Scan the following material for the string "peso" and copy each line in which it appears.

====== Input data

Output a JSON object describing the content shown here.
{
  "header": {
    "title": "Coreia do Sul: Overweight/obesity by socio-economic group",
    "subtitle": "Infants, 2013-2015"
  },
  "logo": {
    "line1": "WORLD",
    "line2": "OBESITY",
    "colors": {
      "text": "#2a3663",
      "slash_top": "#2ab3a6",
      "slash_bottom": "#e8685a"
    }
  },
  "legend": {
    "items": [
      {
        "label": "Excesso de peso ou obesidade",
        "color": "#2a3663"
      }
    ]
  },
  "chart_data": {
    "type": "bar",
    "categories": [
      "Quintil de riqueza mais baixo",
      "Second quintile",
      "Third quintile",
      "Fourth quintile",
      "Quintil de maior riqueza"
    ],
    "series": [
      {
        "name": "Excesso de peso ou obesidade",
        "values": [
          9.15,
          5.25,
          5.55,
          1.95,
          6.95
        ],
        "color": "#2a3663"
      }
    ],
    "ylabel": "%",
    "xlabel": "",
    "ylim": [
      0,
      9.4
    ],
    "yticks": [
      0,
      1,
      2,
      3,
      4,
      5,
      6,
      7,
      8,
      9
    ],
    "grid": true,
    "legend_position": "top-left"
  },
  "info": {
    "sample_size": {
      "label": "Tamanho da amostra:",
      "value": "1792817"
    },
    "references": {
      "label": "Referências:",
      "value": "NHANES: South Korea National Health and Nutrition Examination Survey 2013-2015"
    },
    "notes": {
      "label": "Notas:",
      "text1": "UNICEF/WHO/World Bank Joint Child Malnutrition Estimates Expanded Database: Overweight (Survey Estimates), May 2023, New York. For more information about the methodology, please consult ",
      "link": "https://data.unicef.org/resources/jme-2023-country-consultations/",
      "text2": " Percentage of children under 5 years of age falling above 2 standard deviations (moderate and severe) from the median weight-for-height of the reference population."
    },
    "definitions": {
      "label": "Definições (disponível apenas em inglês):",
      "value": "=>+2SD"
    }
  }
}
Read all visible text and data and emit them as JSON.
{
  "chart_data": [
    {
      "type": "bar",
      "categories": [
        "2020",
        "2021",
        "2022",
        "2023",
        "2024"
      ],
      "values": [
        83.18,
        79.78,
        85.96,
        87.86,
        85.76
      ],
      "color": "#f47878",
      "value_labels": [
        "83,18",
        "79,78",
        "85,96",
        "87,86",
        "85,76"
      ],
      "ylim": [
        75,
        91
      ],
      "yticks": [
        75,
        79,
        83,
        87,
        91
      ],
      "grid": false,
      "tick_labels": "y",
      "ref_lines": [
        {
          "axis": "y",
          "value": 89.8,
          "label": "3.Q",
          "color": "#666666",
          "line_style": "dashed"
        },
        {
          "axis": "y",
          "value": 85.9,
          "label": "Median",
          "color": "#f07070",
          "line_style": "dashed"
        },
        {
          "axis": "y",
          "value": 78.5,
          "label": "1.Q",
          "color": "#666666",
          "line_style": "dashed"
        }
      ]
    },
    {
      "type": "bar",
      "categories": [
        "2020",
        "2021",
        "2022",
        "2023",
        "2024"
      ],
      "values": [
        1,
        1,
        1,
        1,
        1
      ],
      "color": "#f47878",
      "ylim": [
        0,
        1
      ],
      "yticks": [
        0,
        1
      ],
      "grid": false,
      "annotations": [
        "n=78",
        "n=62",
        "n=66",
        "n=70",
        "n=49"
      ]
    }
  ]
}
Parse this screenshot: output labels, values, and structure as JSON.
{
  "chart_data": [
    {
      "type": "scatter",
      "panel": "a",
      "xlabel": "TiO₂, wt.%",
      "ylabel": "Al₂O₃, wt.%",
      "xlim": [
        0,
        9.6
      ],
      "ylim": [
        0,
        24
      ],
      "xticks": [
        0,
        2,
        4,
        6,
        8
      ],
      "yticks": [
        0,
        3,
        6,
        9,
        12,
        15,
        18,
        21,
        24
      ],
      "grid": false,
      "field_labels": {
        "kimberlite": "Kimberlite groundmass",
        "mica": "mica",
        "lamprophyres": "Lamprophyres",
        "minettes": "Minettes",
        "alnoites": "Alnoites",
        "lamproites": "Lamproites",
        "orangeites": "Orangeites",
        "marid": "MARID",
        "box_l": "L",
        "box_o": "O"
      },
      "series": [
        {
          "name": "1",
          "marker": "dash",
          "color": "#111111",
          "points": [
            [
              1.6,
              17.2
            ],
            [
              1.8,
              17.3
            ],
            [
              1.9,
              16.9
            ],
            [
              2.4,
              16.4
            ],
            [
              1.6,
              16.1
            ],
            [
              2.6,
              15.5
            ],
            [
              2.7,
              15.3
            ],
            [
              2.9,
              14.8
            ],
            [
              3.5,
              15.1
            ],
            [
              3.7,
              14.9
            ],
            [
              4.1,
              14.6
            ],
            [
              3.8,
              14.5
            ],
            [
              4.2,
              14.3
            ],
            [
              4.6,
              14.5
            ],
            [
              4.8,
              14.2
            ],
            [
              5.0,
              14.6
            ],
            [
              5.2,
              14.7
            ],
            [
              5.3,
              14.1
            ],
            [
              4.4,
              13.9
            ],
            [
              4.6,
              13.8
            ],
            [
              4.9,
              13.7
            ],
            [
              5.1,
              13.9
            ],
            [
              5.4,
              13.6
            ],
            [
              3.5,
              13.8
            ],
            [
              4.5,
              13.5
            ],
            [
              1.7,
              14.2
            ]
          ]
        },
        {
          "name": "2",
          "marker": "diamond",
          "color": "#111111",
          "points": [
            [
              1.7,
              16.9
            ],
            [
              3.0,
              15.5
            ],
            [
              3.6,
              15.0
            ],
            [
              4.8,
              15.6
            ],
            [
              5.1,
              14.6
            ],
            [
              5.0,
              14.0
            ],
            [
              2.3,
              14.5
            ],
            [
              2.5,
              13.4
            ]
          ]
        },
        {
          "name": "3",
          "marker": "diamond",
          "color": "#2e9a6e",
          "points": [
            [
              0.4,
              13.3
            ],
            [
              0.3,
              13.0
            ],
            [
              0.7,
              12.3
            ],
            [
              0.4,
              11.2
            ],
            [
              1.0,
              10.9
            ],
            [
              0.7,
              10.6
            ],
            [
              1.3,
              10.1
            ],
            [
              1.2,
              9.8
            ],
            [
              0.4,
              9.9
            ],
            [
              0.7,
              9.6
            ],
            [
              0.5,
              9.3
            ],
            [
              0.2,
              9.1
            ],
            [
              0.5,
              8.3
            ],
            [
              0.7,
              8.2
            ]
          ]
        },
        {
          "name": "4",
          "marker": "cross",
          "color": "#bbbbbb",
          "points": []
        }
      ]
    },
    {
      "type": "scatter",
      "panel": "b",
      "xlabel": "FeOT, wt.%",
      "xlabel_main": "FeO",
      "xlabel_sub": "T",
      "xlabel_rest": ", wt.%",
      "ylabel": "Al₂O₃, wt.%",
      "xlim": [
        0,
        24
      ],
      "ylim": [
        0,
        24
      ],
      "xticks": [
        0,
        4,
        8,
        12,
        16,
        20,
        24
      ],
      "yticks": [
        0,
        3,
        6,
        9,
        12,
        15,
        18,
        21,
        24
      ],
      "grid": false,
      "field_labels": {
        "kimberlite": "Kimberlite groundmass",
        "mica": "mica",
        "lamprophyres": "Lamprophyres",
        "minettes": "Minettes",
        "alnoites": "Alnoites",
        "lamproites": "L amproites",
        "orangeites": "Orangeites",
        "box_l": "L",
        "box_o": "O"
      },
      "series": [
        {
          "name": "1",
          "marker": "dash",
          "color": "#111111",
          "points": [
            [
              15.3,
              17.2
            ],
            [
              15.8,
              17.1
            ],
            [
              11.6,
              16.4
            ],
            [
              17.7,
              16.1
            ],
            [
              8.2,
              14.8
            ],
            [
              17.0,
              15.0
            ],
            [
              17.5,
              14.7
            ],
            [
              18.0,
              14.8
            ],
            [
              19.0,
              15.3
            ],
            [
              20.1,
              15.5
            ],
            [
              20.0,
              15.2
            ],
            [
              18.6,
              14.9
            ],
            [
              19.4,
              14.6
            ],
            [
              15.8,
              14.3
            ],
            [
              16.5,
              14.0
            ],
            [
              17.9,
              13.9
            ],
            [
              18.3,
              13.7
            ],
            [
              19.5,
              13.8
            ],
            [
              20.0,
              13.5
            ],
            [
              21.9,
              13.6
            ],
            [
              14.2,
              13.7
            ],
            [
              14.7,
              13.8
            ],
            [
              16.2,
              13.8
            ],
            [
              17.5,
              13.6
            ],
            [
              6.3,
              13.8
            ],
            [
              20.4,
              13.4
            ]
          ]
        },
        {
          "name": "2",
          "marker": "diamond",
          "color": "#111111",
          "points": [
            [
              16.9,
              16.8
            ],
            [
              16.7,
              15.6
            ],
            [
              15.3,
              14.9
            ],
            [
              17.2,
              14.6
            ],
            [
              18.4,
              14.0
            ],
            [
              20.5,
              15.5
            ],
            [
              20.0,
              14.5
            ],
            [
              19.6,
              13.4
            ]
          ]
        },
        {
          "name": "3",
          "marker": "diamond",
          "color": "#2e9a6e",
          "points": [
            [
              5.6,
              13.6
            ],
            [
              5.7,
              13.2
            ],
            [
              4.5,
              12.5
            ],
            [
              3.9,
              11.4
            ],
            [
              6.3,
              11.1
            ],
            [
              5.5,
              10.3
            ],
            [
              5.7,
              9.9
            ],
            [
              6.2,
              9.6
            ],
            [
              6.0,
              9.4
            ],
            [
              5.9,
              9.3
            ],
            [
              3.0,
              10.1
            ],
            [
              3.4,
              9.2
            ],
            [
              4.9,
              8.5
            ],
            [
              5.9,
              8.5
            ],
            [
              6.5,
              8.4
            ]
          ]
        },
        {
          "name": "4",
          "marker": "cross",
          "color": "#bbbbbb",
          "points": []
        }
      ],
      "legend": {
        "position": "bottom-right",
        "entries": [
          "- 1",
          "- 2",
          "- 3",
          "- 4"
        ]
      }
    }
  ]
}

============

■ **Task solution**
        "label": "Excesso de peso ou obesidade",
        "name": "Excesso de peso ou obesidade",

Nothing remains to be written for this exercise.